++++ DATA TO PROCESS ++++
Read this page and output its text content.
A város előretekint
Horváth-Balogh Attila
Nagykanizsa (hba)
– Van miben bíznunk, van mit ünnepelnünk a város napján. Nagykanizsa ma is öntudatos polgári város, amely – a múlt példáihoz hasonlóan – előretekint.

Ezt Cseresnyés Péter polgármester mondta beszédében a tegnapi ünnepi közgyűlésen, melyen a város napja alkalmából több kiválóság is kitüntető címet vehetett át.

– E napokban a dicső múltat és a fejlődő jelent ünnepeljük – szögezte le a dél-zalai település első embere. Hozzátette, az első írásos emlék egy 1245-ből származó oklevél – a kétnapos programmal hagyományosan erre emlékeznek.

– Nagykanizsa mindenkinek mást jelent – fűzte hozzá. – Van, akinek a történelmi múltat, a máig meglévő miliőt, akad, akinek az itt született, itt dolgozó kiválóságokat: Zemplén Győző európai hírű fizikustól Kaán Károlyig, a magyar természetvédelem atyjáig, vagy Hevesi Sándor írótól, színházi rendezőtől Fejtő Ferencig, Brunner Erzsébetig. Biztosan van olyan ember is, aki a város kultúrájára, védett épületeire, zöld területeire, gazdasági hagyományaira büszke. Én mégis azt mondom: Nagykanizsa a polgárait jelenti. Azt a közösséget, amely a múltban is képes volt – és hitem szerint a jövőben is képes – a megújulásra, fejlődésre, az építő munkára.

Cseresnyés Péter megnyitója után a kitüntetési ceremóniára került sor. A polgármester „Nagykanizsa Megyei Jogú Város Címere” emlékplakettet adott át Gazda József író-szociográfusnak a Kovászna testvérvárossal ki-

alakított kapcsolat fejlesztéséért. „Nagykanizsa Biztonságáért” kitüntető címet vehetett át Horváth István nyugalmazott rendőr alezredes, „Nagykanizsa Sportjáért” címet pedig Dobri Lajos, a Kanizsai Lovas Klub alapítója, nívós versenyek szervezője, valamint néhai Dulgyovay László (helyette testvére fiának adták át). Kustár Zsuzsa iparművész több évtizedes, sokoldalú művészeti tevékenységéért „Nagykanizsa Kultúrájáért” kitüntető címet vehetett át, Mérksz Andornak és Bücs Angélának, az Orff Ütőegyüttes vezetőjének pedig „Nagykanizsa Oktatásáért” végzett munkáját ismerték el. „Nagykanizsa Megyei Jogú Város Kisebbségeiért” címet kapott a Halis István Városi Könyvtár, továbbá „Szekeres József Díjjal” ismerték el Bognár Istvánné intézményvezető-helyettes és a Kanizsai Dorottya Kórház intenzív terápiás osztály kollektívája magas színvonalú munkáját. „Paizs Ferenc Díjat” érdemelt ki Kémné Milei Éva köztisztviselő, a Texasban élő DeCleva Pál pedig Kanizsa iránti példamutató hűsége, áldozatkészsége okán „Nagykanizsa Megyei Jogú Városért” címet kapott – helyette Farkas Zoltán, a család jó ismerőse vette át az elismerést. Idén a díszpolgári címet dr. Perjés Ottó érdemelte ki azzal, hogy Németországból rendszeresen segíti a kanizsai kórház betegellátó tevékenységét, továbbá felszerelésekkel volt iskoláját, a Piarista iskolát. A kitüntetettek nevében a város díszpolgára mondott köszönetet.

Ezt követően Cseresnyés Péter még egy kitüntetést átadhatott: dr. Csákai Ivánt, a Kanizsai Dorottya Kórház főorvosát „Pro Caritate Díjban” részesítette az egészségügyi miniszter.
++++
PROBLEM DESCRIPTION =
Copy out all of the records shown above exactly.

RESULT OF THE EXERCISE =
Read this page and output its text content.
A város előretekint
Horváth-Balogh Attila
Nagykanizsa (hba)
– Van miben bíznunk, van mit ünnepelnünk a város napján. Nagykanizsa ma is öntudatos polgári város, amely – a múlt példáihoz hasonlóan – előretekint.

Ezt Cseresnyés Péter polgármester mondta beszédében a tegnapi ünnepi közgyűlésen, melyen a város napja alkalmából több kiválóság is kitüntető címet vehetett át.

– E napokban a dicső múltat és a fejlődő jelent ünnepeljük – szögezte le a dél-zalai település első embere. Hozzátette, az első írásos emlék egy 1245-ből származó oklevél – a kétnapos programmal hagyományosan erre emlékeznek.

– Nagykanizsa mindenkinek mást jelent – fűzte hozzá. – Van, akinek a történelmi múltat, a máig meglévő miliőt, akad, akinek az itt született, itt dolgozó kiválóságokat: Zemplén Győző európai hírű fizikustól Kaán Károlyig, a magyar természetvédelem atyjáig, vagy Hevesi Sándor írótól, színházi rendezőtől Fejtő Ferencig, Brunner Erzsébetig. Biztosan van olyan ember is, aki a város kultúrájára, védett épületeire, zöld területeire, gazdasági hagyományaira büszke. Én mégis azt mondom: Nagykanizsa a polgárait jelenti. Azt a közösséget, amely a múltban is képes volt – és hitem szerint a jövőben is képes – a megújulásra, fejlődésre, az építő munkára.

Cseresnyés Péter megnyitója után a kitüntetési ceremóniára került sor. A polgármester „Nagykanizsa Megyei Jogú Város Címere” emlékplakettet adott át Gazda József író-szociográfusnak a Kovászna testvérvárossal ki-

alakított kapcsolat fejlesztéséért. „Nagykanizsa Biztonságáért” kitüntető címet vehetett át Horváth István nyugalmazott rendőr alezredes, „Nagykanizsa Sportjáért” címet pedig Dobri Lajos, a Kanizsai Lovas Klub alapítója, nívós versenyek szervezője, valamint néhai Dulgyovay László (helyette testvére fiának adták át). Kustár Zsuzsa iparművész több évtizedes, sokoldalú művészeti tevékenységéért „Nagykanizsa Kultúrájáért” kitüntető címet vehetett át, Mérksz Andornak és Bücs Angélának, az Orff Ütőegyüttes vezetőjének pedig „Nagykanizsa Oktatásáért” végzett munkáját ismerték el. „Nagykanizsa Megyei Jogú Város Kisebbségeiért” címet kapott a Halis István Városi Könyvtár, továbbá „Szekeres József Díjjal” ismerték el Bognár Istvánné intézményvezető-helyettes és a Kanizsai Dorottya Kórház intenzív terápiás osztály kollektívája magas színvonalú munkáját. „Paizs Ferenc Díjat” érdemelt ki Kémné Milei Éva köztisztviselő, a Texasban élő DeCleva Pál pedig Kanizsa iránti példamutató hűsége, áldozatkészsége okán „Nagykanizsa Megyei Jogú Városért” címet kapott – helyette Farkas Zoltán, a család jó ismerőse vette át az elismerést. Idén a díszpolgári címet dr. Perjés Ottó érdemelte ki azzal, hogy Németországból rendszeresen segíti a kanizsai kórház betegellátó tevékenységét, továbbá felszerelésekkel volt iskoláját, a Piarista iskolát. A kitüntetettek nevében a város díszpolgára mondott köszönetet.

Ezt követően Cseresnyés Péter még egy kitüntetést átadhatott: dr. Csákai Ivánt, a Kanizsai Dorottya Kórház főorvosát „Pro Caritate Díjban” részesítette az egészségügyi miniszter.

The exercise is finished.